### Problem to work on:
Determine the number of lines containing the word "this". Reply with it and nothing else.

(Recorded data)
++++++++++++++++++++

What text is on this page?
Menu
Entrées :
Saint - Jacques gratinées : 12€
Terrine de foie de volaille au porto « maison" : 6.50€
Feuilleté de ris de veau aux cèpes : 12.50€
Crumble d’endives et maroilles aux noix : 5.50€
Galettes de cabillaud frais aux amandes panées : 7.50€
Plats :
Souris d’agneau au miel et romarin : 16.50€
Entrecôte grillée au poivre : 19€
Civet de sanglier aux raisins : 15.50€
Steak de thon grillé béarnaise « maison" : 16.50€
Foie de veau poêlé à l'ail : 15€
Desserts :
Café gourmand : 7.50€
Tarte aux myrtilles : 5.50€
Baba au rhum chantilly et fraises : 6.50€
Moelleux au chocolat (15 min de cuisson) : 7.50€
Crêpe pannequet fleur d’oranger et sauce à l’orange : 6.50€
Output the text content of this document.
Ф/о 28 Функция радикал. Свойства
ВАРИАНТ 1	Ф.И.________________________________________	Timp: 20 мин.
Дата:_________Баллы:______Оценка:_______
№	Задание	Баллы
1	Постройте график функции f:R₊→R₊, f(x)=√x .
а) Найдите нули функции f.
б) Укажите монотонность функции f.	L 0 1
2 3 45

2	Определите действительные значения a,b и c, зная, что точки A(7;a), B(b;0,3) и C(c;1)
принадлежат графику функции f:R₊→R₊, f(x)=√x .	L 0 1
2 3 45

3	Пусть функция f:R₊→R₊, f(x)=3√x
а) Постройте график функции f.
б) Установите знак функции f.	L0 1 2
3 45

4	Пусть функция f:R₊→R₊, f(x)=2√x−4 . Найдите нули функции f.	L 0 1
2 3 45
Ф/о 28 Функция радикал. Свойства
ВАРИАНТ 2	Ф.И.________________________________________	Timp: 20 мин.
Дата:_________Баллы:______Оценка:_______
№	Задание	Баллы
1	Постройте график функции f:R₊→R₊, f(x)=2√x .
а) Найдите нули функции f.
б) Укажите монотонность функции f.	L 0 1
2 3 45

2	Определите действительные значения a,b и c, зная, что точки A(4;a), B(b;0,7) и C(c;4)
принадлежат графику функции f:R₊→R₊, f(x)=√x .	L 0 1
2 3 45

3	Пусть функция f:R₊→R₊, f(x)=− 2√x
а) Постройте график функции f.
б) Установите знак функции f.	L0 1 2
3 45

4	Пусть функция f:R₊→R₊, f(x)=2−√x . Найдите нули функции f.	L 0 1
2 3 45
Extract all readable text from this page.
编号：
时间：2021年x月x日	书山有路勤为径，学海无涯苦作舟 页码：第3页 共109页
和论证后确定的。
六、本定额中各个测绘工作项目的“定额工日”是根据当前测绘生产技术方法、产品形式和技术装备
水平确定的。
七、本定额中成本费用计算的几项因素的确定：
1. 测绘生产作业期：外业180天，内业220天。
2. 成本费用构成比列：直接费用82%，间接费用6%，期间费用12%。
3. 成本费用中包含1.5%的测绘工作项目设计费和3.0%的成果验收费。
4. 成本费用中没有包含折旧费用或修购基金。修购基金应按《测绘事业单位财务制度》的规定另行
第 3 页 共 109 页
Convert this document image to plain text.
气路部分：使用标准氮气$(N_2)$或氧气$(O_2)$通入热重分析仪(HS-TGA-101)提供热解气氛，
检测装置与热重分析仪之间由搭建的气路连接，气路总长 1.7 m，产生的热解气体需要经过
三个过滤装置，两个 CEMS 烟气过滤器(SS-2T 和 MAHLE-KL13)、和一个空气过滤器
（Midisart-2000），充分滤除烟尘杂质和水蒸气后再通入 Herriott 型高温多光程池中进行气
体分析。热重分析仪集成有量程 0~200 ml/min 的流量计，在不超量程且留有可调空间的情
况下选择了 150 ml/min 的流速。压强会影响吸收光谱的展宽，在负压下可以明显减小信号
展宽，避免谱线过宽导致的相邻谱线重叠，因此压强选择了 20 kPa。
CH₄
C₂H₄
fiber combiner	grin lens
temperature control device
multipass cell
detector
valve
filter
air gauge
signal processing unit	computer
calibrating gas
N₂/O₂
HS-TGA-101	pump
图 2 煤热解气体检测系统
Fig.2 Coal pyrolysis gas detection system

++++++++++++++++++++

### Answer to the task:
4